§ **TASK DETAILS**:
Your task is to give the data again, exactly, with every line intact.

>> start

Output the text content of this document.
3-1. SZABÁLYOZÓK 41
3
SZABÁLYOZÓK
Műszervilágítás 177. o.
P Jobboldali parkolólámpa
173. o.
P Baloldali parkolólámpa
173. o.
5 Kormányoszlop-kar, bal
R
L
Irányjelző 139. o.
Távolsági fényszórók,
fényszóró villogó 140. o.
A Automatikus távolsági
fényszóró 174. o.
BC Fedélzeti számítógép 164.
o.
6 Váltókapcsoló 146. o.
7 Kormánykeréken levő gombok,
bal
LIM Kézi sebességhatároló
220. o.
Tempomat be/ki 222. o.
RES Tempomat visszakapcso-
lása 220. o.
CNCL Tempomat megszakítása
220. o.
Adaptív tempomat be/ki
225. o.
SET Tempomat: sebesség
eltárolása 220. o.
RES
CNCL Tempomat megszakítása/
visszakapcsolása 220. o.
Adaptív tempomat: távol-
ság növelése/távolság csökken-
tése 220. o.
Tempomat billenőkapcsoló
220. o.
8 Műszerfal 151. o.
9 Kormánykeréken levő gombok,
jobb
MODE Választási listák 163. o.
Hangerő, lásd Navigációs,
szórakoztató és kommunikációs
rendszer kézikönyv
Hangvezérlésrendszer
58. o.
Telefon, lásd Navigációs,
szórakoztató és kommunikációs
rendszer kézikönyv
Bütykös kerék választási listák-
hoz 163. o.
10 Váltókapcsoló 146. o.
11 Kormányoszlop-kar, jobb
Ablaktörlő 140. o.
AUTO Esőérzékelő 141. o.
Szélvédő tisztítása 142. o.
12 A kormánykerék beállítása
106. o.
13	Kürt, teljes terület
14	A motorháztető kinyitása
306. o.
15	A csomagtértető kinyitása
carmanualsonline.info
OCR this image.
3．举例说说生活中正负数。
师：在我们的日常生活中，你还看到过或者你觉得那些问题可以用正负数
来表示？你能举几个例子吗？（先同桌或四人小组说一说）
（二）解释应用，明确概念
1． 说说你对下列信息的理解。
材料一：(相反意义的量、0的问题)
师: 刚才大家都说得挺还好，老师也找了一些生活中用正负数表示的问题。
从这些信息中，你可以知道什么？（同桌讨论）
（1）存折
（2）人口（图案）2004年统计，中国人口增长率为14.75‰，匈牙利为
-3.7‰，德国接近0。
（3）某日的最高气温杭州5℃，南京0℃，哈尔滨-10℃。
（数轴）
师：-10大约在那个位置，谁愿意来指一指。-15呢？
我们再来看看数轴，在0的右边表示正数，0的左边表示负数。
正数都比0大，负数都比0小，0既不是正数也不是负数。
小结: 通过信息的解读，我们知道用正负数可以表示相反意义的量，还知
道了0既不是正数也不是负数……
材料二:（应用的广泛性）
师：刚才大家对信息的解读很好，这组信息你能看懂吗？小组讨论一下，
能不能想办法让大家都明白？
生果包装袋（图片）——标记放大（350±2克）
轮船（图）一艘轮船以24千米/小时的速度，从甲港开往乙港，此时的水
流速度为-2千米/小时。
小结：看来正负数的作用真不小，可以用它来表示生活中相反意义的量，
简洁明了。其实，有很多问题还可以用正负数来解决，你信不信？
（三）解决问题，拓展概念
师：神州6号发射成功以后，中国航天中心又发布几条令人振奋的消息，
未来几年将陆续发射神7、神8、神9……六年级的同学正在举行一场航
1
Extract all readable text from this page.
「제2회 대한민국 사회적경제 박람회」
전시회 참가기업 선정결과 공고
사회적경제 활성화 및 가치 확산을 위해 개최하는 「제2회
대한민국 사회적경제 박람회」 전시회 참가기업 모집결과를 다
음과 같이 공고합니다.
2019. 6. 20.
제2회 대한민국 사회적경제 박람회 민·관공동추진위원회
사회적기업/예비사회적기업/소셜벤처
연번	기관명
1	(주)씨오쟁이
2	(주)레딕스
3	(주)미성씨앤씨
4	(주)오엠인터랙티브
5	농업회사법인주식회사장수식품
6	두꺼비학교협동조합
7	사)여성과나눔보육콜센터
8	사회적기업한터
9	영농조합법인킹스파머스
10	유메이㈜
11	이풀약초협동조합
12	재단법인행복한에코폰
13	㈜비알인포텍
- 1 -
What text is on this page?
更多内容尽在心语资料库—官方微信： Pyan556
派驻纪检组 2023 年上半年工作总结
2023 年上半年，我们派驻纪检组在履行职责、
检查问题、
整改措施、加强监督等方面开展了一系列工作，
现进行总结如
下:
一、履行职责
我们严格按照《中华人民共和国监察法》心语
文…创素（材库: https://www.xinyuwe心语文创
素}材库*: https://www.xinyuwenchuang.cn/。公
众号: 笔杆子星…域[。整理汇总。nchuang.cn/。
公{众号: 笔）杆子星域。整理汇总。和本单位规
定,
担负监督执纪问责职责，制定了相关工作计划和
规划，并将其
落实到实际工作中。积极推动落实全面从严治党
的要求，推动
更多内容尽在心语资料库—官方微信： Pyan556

>> end

§ **CORRECT OUTPUT**:
Output the text content of this document.
3-1. SZABÁLYOZÓK 41
3
SZABÁLYOZÓK
Műszervilágítás 177. o.
P Jobboldali parkolólámpa
173. o.
P Baloldali parkolólámpa
173. o.
5 Kormányoszlop-kar, bal
R
L
Irányjelző 139. o.
Távolsági fényszórók,
fényszóró villogó 140. o.
A Automatikus távolsági
fényszóró 174. o.
BC Fedélzeti számítógép 164.
o.
6 Váltókapcsoló 146. o.
7 Kormánykeréken levő gombok,
bal
LIM Kézi sebességhatároló
220. o.
Tempomat be/ki 222. o.
RES Tempomat visszakapcso-
lása 220. o.
CNCL Tempomat megszakítása
220. o.
Adaptív tempomat be/ki
225. o.
SET Tempomat: sebesség
eltárolása 220. o.
RES
CNCL Tempomat megszakítása/
visszakapcsolása 220. o.
Adaptív tempomat: távol-
ság növelése/távolság csökken-
tése 220. o.
Tempomat billenőkapcsoló
220. o.
8 Műszerfal 151. o.
9 Kormánykeréken levő gombok,
jobb
MODE Választási listák 163. o.
Hangerő, lásd Navigációs,
szórakoztató és kommunikációs
rendszer kézikönyv
Hangvezérlésrendszer
58. o.
Telefon, lásd Navigációs,
szórakoztató és kommunikációs
rendszer kézikönyv
Bütykös kerék választási listák-
hoz 163. o.
10 Váltókapcsoló 146. o.
11 Kormányoszlop-kar, jobb
Ablaktörlő 140. o.
AUTO Esőérzékelő 141. o.
Szélvédő tisztítása 142. o.
12 A kormánykerék beállítása
106. o.
13	Kürt, teljes terület
14	A motorháztető kinyitása
306. o.
15	A csomagtértető kinyitása
carmanualsonline.info
OCR this image.
3．举例说说生活中正负数。
师：在我们的日常生活中，你还看到过或者你觉得那些问题可以用正负数
来表示？你能举几个例子吗？（先同桌或四人小组说一说）
（二）解释应用，明确概念
1． 说说你对下列信息的理解。
材料一：(相反意义的量、0的问题)
师: 刚才大家都说得挺还好，老师也找了一些生活中用正负数表示的问题。
从这些信息中，你可以知道什么？（同桌讨论）
（1）存折
（2）人口（图案）2004年统计，中国人口增长率为14.75‰，匈牙利为
-3.7‰，德国接近0。
（3）某日的最高气温杭州5℃，南京0℃，哈尔滨-10℃。
（数轴）
师：-10大约在那个位置，谁愿意来指一指。-15呢？
我们再来看看数轴，在0的右边表示正数，0的左边表示负数。
正数都比0大，负数都比0小，0既不是正数也不是负数。
小结: 通过信息的解读，我们知道用正负数可以表示相反意义的量，还知
道了0既不是正数也不是负数……
材料二:（应用的广泛性）
师：刚才大家对信息的解读很好，这组信息你能看懂吗？小组讨论一下，
能不能想办法让大家都明白？
生果包装袋（图片）——标记放大（350±2克）
轮船（图）一艘轮船以24千米/小时的速度，从甲港开往乙港，此时的水
流速度为-2千米/小时。
小结：看来正负数的作用真不小，可以用它来表示生活中相反意义的量，
简洁明了。其实，有很多问题还可以用正负数来解决，你信不信？
（三）解决问题，拓展概念
师：神州6号发射成功以后，中国航天中心又发布几条令人振奋的消息，
未来几年将陆续发射神7、神8、神9……六年级的同学正在举行一场航
1
Extract all readable text from this page.
「제2회 대한민국 사회적경제 박람회」
전시회 참가기업 선정결과 공고
사회적경제 활성화 및 가치 확산을 위해 개최하는 「제2회
대한민국 사회적경제 박람회」 전시회 참가기업 모집결과를 다
음과 같이 공고합니다.
2019. 6. 20.
제2회 대한민국 사회적경제 박람회 민·관공동추진위원회
사회적기업/예비사회적기업/소셜벤처
연번	기관명
1	(주)씨오쟁이
2	(주)레딕스
3	(주)미성씨앤씨
4	(주)오엠인터랙티브
5	농업회사법인주식회사장수식품
6	두꺼비학교협동조합
7	사)여성과나눔보육콜센터
8	사회적기업한터
9	영농조합법인킹스파머스
10	유메이㈜
11	이풀약초협동조합
12	재단법인행복한에코폰
13	㈜비알인포텍
- 1 -
What text is on this page?
更多内容尽在心语资料库—官方微信： Pyan556
派驻纪检组 2023 年上半年工作总结
2023 年上半年，我们派驻纪检组在履行职责、
检查问题、
整改措施、加强监督等方面开展了一系列工作，
现进行总结如
下:
一、履行职责
我们严格按照《中华人民共和国监察法》心语
文…创素（材库: https://www.xinyuwe心语文创
素}材库*: https://www.xinyuwenchuang.cn/。公
众号: 笔杆子星…域[。整理汇总。nchuang.cn/。
公{众号: 笔）杆子星域。整理汇总。和本单位规
定,
担负监督执纪问责职责，制定了相关工作计划和
规划，并将其
落实到实际工作中。积极推动落实全面从严治党
的要求，推动
更多内容尽在心语资料库—官方微信： Pyan556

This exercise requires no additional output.